Layout coordinate data:
______________________________

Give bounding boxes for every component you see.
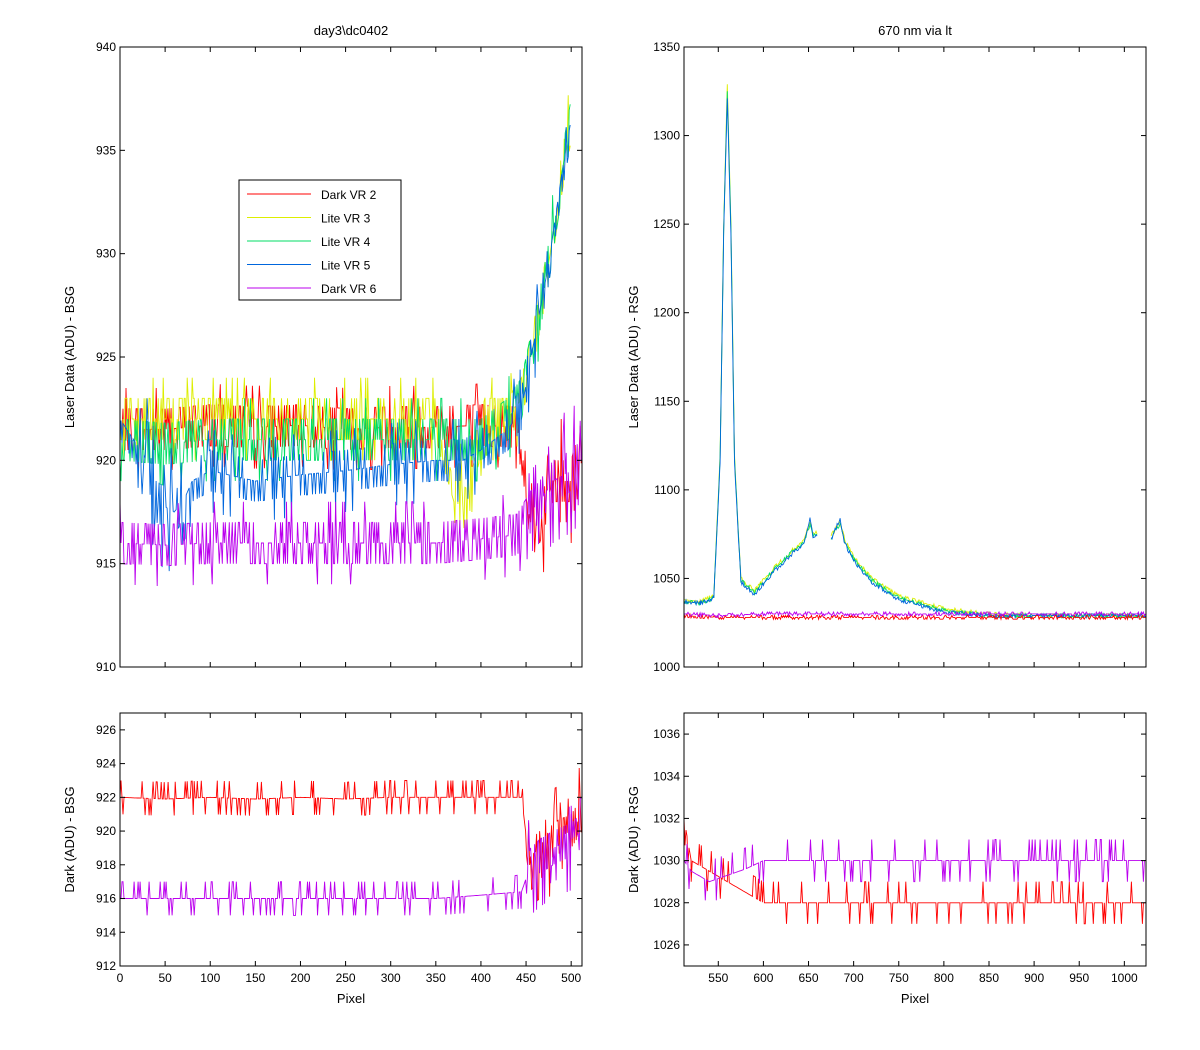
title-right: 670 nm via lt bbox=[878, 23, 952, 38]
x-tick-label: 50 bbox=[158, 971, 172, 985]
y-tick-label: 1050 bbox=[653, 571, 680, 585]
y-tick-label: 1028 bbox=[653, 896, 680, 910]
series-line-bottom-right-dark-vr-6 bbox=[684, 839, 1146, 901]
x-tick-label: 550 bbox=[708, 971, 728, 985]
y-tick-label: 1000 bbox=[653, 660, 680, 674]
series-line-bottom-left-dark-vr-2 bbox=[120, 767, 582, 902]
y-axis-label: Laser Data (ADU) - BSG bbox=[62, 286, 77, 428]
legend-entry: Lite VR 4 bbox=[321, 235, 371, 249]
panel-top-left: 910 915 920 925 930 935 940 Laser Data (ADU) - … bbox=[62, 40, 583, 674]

______________________________

> **SHORT TASK**
Could you print every line of the entries above verbatim, omitting the pictures?

> **EXERCISE SOLUTION**
Give bounding boxes for every component you see.
title-right: 670 nm via lt bbox=[878, 23, 952, 38]
x-tick-label: 50 bbox=[158, 971, 172, 985]
y-tick-label: 1050 bbox=[653, 571, 680, 585]
y-tick-label: 1028 bbox=[653, 896, 680, 910]
series-line-bottom-right-dark-vr-6 bbox=[684, 839, 1146, 901]
x-tick-label: 550 bbox=[708, 971, 728, 985]
y-tick-label: 1000 bbox=[653, 660, 680, 674]
series-line-bottom-left-dark-vr-2 bbox=[120, 767, 582, 902]
y-axis-label: Laser Data (ADU) - BSG bbox=[62, 286, 77, 428]
legend-entry: Lite VR 4 bbox=[321, 235, 371, 249]
panel-top-left: 910 915 920 925 930 935 940 Laser Data (ADU) - … bbox=[62, 40, 583, 674]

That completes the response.